_Selection_
○ ○ ○

# help with linatex band set size



## JJH (Oct 2, 2013)

Well I got some linatex in a trade. On simpel shot web site it says that it is generally used with larger heavier ammo but I shoot mainly 3/8 steel so I was wondering what size I should cut them my draw is 32in any help would be appreciated


----------



## M.J (Nov 1, 2010)

A good rule of thumb for Linatex is to cut them the size of your ammo, so 3/8" wide in your case. I'd make them an active length of about 6".


----------



## wll (Oct 4, 2014)

M.J said:


> A good rule of thumb for Linatex is to cut them the size of your ammo, so 3/8" wide in your case. I'd make them an active length of about 6".


Where did you here that rule, is that so you get the most speed as possible, does that shorten band life a lot ?

wll


----------



## M.J (Nov 1, 2010)

I made it up based on much experience. Gary Flatband agrees with me, so it's good as far as I'm concerned.
You have to draw Linatex deep to get anything out if it and yes, band life suffers. But if you run them long they're really slow and still don't last that long.

○ ○ ○

(Dataset excerpt)

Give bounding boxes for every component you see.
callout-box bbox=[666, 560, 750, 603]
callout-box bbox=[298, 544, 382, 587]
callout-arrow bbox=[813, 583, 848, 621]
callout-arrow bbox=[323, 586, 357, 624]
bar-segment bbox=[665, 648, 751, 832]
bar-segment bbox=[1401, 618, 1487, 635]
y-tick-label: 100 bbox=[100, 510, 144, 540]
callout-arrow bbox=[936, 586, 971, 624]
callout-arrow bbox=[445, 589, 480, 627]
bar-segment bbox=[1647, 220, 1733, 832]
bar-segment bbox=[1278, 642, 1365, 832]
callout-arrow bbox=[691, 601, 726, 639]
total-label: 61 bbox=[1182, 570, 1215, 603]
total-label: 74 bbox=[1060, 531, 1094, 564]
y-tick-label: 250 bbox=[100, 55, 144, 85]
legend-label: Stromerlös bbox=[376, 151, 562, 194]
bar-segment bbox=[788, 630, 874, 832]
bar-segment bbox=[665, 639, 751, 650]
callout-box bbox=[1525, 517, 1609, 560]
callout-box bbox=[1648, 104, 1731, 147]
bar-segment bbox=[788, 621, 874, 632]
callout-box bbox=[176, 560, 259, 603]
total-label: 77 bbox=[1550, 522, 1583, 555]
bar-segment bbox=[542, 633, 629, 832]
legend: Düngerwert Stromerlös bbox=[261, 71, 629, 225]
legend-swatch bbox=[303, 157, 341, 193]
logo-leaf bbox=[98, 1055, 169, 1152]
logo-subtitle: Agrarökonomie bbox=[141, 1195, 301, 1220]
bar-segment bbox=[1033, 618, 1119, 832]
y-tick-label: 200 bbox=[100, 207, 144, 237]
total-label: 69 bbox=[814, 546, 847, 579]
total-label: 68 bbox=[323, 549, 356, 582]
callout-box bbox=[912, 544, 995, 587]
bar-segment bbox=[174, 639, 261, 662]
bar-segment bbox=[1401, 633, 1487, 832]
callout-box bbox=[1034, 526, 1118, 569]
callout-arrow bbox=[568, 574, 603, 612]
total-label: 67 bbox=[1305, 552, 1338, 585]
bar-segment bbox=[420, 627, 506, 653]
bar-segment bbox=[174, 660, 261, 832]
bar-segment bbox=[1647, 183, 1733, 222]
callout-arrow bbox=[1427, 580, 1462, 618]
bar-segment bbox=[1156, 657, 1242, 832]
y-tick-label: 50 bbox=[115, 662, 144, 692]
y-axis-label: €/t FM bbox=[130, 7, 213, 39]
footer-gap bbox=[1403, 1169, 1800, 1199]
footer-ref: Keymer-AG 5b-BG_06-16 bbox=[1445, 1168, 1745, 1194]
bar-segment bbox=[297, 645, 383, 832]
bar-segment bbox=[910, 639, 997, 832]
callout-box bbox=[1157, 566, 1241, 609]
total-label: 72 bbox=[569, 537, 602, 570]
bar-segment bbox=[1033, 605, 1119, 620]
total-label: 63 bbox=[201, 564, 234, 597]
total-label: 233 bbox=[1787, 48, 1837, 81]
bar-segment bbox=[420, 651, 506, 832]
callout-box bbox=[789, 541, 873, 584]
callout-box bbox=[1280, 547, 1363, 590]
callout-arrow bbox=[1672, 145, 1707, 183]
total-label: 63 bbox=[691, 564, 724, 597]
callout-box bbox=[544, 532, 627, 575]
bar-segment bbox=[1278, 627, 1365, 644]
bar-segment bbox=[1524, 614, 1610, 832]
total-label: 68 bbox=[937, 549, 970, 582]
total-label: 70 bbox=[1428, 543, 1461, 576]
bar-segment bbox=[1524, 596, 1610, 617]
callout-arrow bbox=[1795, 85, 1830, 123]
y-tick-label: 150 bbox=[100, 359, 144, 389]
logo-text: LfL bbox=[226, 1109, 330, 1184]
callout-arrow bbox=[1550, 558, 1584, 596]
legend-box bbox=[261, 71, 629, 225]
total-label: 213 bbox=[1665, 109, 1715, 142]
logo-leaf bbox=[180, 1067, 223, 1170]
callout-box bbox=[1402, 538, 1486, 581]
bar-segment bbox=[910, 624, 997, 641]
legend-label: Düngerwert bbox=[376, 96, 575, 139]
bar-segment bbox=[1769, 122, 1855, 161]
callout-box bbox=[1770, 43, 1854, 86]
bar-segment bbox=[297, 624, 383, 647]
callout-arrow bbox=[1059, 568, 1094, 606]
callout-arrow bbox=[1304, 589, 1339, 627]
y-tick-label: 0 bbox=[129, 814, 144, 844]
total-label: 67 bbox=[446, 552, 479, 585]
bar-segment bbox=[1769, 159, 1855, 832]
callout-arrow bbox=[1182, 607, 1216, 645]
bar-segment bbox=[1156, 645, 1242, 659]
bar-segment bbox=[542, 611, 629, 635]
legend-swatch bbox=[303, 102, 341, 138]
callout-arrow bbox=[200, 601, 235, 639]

○ ○ ○

Reproduce the stretch of the Linatex band thread from "Where did you" through "last that long.". The lines in the dataset excerpt play no part in what comes next.

_Correct answer_
Where did you here that rule, is that so you get the most speed as possible, does that shorten band life a lot ?

wll


----------



## M.J (Nov 1, 2010)

I made it up based on much experience. Gary Flatband agrees with me, so it's good as far as I'm concerned.
You have to draw Linatex deep to get anything out if it and yes, band life suffers. But if you run them long they're really slow and still don't last that long.